(Written request): Take the line containing "Read all visible content and emit it as JSON." and all lines after it, through the end of the material, and repeat them exactly, pictures left out.

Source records
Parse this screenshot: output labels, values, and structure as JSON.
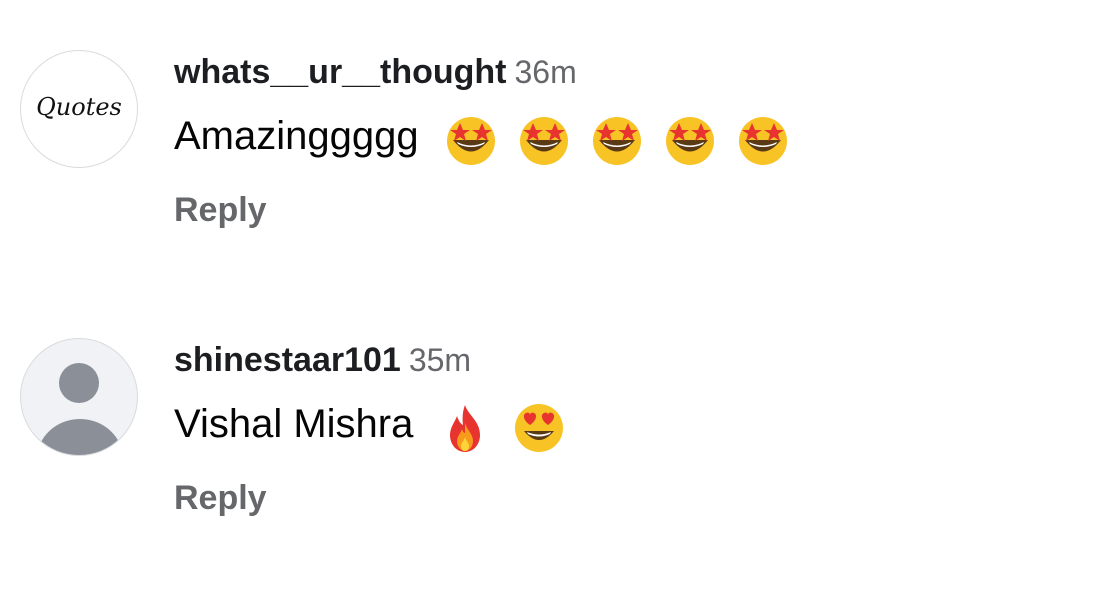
{
  "comments": [
    {
      "avatar": {
        "type": "logo",
        "text": "Quotes"
      },
      "username": "whats__ur__thought",
      "time": "36m",
      "text": "Amazinggggg",
      "emojis": [
        "star-struck-icon",
        "star-struck-icon",
        "star-struck-icon",
        "star-struck-icon",
        "star-struck-icon"
      ],
      "reply_label": "Reply"
    },
    {
      "avatar": {
        "type": "default"
      },
      "username": "shinestaar101",
      "time": "35m",
      "text": "Vishal Mishra",
      "emojis": [
        "fire-icon",
        "heart-eyes-icon"
      ],
      "reply_label": "Reply"
    }
  ],
  "colors": {
    "username": "#1c1e21",
    "muted": "#65676b",
    "avatar_placeholder": "#8a8f98",
    "avatar_bg": "#f0f2f5",
    "emoji_yellow": "#f7c325",
    "emoji_red": "#e8342f"
  }
}
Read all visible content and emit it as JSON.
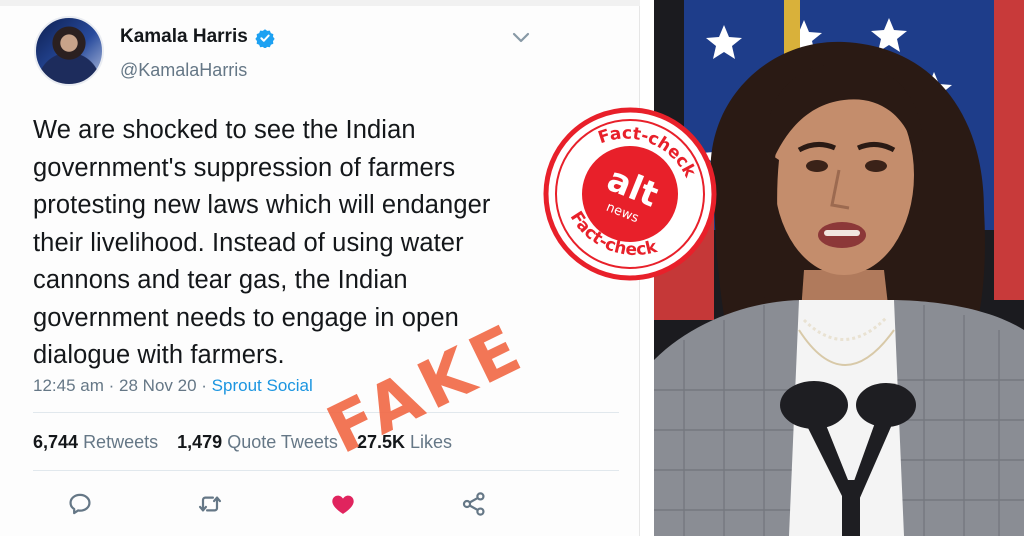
{
  "tweet": {
    "author_name": "Kamala Harris",
    "handle": "@KamalaHarris",
    "text": "We are shocked to see the Indian government's suppression of farmers protesting new laws which will endanger their livelihood. Instead of using water cannons and tear gas, the Indian government needs to engage in open dialogue with farmers.",
    "time": "12:45 am",
    "date": "28 Nov 20",
    "separator": "·",
    "source": "Sprout Social",
    "stats": {
      "retweets_count": "6,744",
      "retweets_label": "Retweets",
      "quotes_count": "1,479",
      "quotes_label": "Quote Tweets",
      "likes_count": "27.5K",
      "likes_label": "Likes"
    },
    "actions": [
      "reply-icon",
      "retweet-icon",
      "like-icon",
      "share-icon"
    ],
    "colors": {
      "verified": "#1da1f2",
      "link": "#1b95e0",
      "like": "#e0245e",
      "text": "#14171a",
      "muted": "#657786"
    }
  },
  "overlay": {
    "stamp_text": "FAKE",
    "stamp_color": "#f26c4a",
    "seal": {
      "top_text": "Fact-check",
      "bottom_text": "Fact-check",
      "logo_word": "alt",
      "logo_sub": "news",
      "color": "#e8202a"
    }
  }
}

(Task answer):
Read all visible content and emit it as JSON.
{
  "tweet": {
    "author_name": "Kamala Harris",
    "handle": "@KamalaHarris",
    "text": "We are shocked to see the Indian government's suppression of farmers protesting new laws which will endanger their livelihood. Instead of using water cannons and tear gas, the Indian government needs to engage in open dialogue with farmers.",
    "time": "12:45 am",
    "date": "28 Nov 20",
    "separator": "·",
    "source": "Sprout Social",
    "stats": {
      "retweets_count": "6,744",
      "retweets_label": "Retweets",
      "quotes_count": "1,479",
      "quotes_label": "Quote Tweets",
      "likes_count": "27.5K",
      "likes_label": "Likes"
    },
    "actions": [
      "reply-icon",
      "retweet-icon",
      "like-icon",
      "share-icon"
    ],
    "colors": {
      "verified": "#1da1f2",
      "link": "#1b95e0",
      "like": "#e0245e",
      "text": "#14171a",
      "muted": "#657786"
    }
  },
  "overlay": {
    "stamp_text": "FAKE",
    "stamp_color": "#f26c4a",
    "seal": {
      "top_text": "Fact-check",
      "bottom_text": "Fact-check",
      "logo_word": "alt",
      "logo_sub": "news",
      "color": "#e8202a"
    }
  }
}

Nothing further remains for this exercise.